Task - Can you arrange every line of the rows below as a JSON list of strings, with one string per line and blank lines left out?

(Layout region rows)
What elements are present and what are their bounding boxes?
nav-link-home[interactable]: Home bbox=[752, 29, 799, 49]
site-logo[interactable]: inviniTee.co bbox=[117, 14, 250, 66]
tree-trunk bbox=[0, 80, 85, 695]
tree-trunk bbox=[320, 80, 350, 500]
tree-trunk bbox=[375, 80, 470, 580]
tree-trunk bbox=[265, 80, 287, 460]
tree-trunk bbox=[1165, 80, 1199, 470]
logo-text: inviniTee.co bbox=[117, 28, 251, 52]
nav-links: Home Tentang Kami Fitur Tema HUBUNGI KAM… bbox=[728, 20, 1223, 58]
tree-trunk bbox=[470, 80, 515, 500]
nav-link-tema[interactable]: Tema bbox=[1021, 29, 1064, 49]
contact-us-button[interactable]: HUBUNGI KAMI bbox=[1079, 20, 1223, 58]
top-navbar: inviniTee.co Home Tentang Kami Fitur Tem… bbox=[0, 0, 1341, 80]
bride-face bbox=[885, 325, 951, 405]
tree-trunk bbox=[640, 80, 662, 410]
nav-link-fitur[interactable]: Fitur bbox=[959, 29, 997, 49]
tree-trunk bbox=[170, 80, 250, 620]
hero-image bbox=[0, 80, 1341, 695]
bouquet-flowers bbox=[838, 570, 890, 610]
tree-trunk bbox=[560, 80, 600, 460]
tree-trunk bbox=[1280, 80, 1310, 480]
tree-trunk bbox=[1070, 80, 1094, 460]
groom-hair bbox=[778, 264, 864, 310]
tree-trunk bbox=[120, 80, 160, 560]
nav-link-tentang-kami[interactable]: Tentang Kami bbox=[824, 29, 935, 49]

Task solution -
[
  "What elements are present and what are their bounding boxes?",
  "nav-link-home[interactable]: Home bbox=[752, 29, 799, 49]",
  "site-logo[interactable]: inviniTee.co bbox=[117, 14, 250, 66]",
  "tree-trunk bbox=[0, 80, 85, 695]",
  "tree-trunk bbox=[320, 80, 350, 500]",
  "tree-trunk bbox=[375, 80, 470, 580]",
  "tree-trunk bbox=[265, 80, 287, 460]",
  "tree-trunk bbox=[1165, 80, 1199, 470]",
  "logo-text: inviniTee.co bbox=[117, 28, 251, 52]",
  "nav-links: Home Tentang Kami Fitur Tema HUBUNGI KAM… bbox=[728, 20, 1223, 58]",
  "tree-trunk bbox=[470, 80, 515, 500]",
  "nav-link-tema[interactable]: Tema bbox=[1021, 29, 1064, 49]",
  "contact-us-button[interactable]: HUBUNGI KAMI bbox=[1079, 20, 1223, 58]",
  "top-navbar: inviniTee.co Home Tentang Kami Fitur Tem… bbox=[0, 0, 1341, 80]",
  "bride-face bbox=[885, 325, 951, 405]",
  "tree-trunk bbox=[640, 80, 662, 410]",
  "nav-link-fitur[interactable]: Fitur bbox=[959, 29, 997, 49]",
  "tree-trunk bbox=[170, 80, 250, 620]",
  "hero-image bbox=[0, 80, 1341, 695]",
  "bouquet-flowers bbox=[838, 570, 890, 610]",
  "tree-trunk bbox=[560, 80, 600, 460]",
  "tree-trunk bbox=[1280, 80, 1310, 480]",
  "tree-trunk bbox=[1070, 80, 1094, 460]",
  "groom-hair bbox=[778, 264, 864, 310]",
  "tree-trunk bbox=[120, 80, 160, 560]",
  "nav-link-tentang-kami[interactable]: Tentang Kami bbox=[824, 29, 935, 49]"
]